--- Begin Records supplied ---

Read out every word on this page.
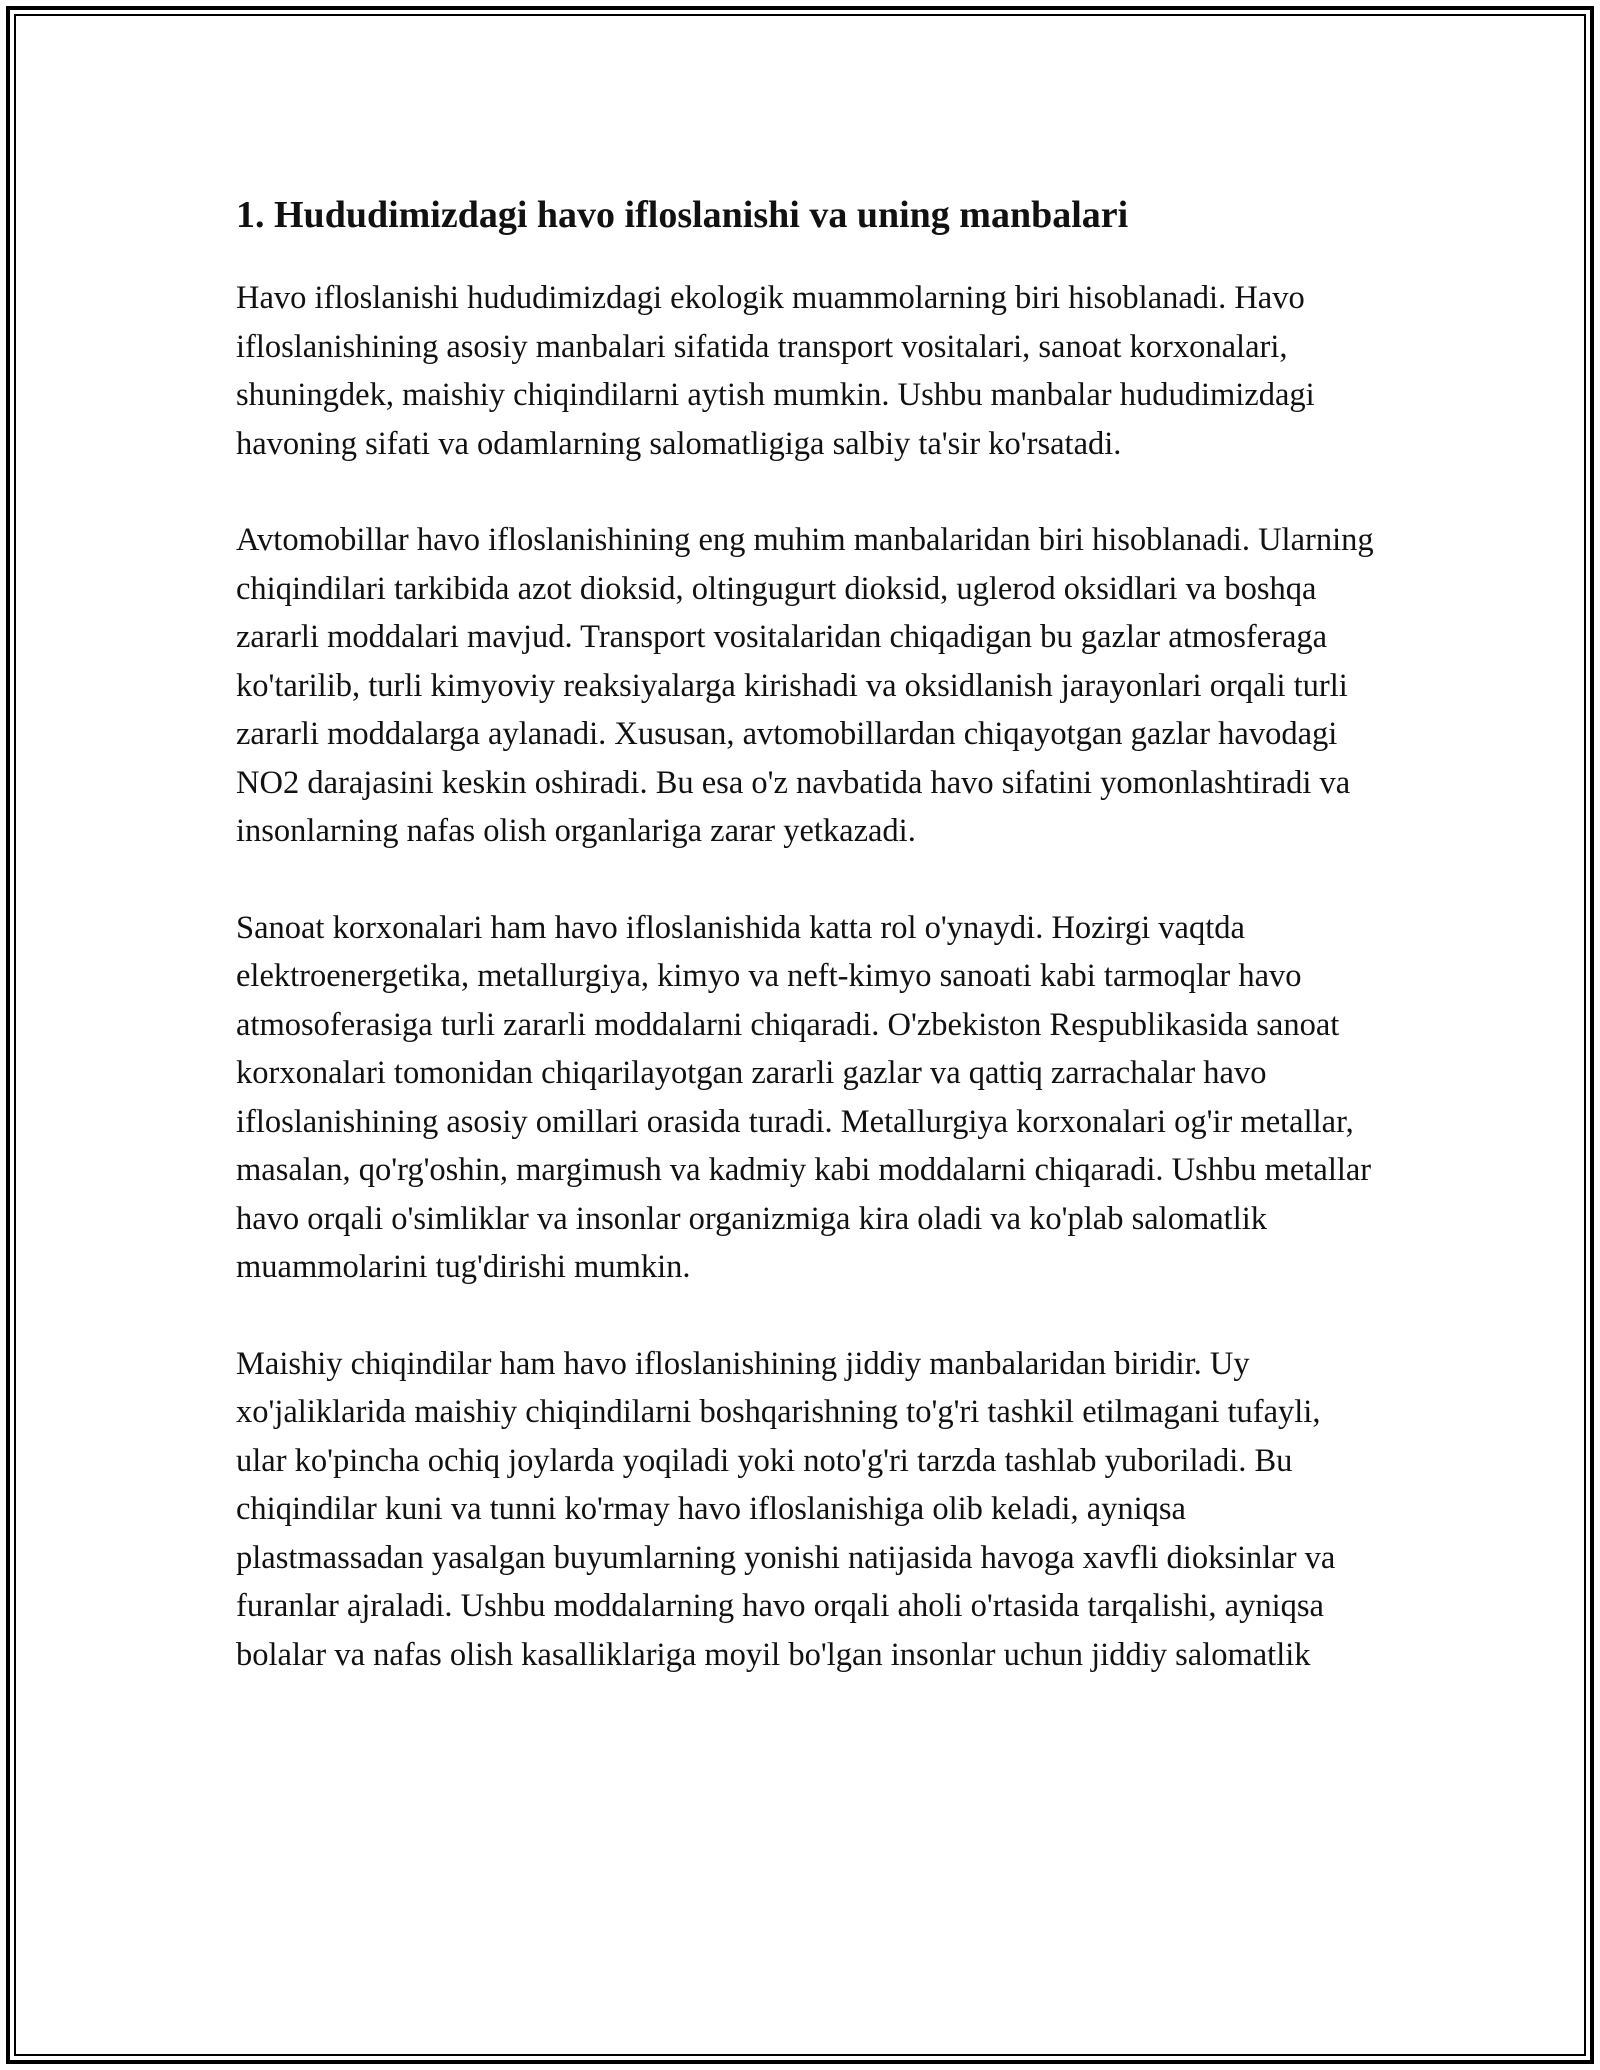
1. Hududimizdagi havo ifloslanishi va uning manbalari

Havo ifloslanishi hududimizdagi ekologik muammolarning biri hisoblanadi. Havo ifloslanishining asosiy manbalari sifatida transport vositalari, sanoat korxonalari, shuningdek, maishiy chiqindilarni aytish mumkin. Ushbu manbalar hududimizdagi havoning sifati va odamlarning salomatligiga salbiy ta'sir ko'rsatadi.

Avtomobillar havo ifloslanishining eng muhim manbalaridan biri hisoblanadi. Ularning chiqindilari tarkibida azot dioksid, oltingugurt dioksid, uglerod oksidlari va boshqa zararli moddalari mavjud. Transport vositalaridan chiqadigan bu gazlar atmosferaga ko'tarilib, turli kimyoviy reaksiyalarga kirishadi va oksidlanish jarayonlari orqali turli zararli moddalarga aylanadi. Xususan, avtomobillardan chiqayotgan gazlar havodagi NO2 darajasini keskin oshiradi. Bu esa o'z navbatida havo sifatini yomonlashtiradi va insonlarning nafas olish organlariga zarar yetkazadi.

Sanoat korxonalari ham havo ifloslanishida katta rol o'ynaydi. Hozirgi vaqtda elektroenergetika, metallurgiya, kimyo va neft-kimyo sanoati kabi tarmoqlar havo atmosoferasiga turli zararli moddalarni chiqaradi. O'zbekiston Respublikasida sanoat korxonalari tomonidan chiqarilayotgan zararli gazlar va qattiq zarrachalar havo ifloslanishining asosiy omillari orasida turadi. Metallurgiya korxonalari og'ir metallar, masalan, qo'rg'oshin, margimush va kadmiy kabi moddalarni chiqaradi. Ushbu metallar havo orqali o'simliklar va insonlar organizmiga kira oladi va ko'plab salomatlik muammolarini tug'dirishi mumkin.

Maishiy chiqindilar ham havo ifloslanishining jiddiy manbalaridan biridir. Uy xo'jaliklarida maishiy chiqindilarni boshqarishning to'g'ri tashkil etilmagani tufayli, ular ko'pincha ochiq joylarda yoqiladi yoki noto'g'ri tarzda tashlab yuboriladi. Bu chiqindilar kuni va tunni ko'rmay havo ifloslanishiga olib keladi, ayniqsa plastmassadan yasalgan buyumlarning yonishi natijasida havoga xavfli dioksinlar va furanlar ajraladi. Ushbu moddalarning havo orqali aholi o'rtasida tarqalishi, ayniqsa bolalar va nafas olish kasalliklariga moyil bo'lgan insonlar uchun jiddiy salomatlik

--- End Records supplied ---
--- Begin Records supplied ---

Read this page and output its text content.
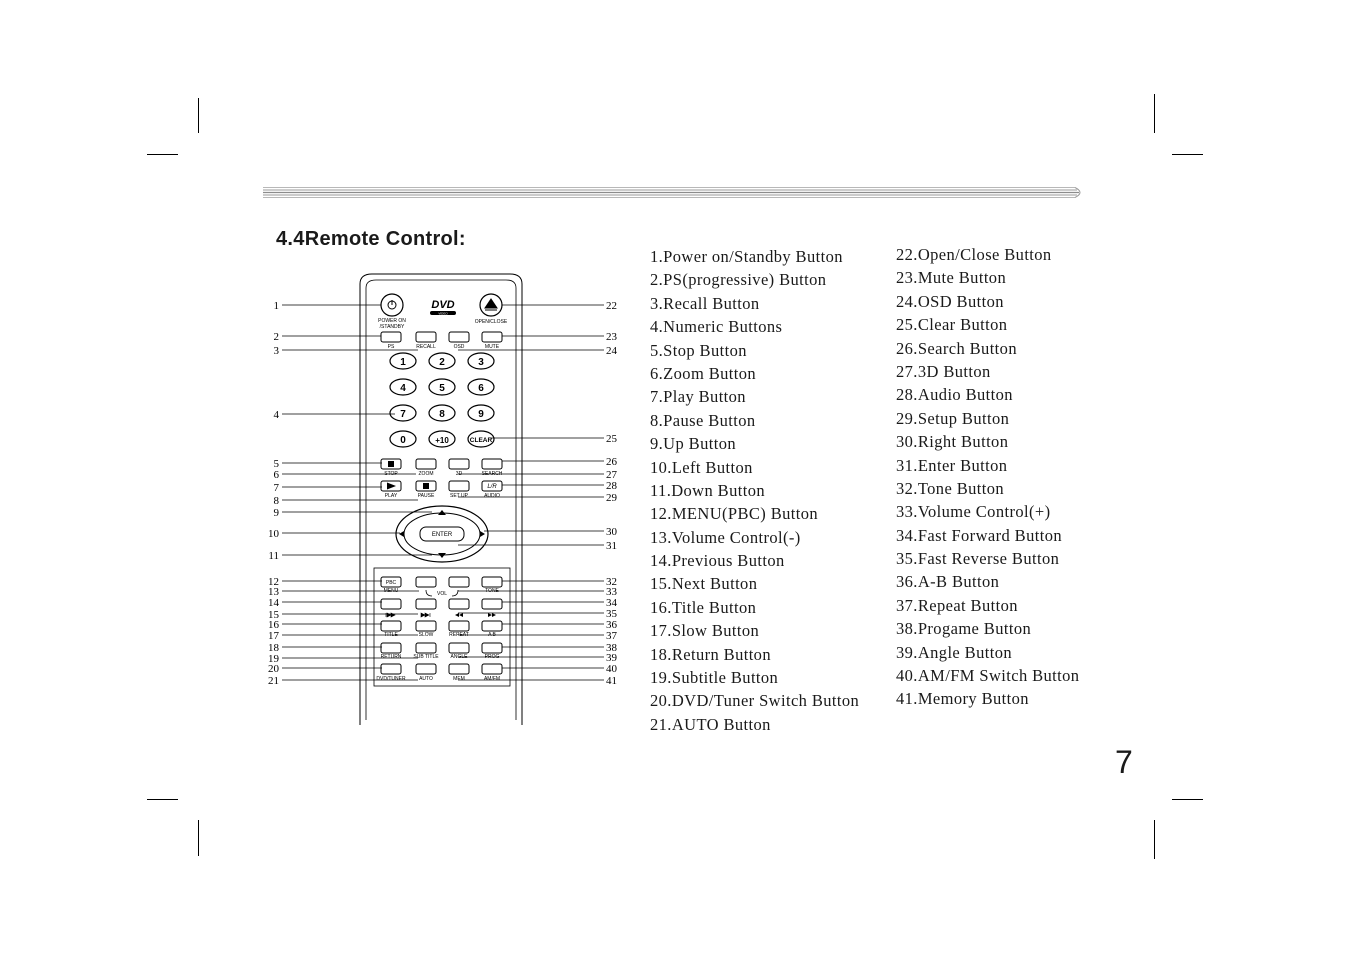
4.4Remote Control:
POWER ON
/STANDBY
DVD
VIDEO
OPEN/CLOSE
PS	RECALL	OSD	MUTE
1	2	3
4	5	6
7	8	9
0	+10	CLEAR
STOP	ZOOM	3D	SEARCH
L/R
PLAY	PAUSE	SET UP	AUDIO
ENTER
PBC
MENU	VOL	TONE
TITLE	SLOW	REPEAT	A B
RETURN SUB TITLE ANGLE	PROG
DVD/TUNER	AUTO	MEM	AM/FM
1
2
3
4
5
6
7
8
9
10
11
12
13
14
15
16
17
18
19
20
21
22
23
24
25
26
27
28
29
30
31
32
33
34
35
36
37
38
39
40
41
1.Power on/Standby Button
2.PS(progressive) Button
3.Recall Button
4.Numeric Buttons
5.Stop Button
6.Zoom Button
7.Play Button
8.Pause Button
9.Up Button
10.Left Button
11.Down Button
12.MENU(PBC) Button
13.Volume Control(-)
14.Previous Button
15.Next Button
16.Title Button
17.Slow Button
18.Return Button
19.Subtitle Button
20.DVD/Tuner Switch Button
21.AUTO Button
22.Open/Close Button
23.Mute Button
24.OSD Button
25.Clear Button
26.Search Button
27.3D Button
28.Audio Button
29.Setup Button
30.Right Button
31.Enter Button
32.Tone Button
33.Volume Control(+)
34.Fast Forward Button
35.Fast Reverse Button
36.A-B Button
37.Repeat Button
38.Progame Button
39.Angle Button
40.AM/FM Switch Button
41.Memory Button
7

--- End Records supplied ---

__Directive__.
Gather up the lines that contain the word "Fast".

__Task solution__.
34.Fast Forward Button
35.Fast Reverse Button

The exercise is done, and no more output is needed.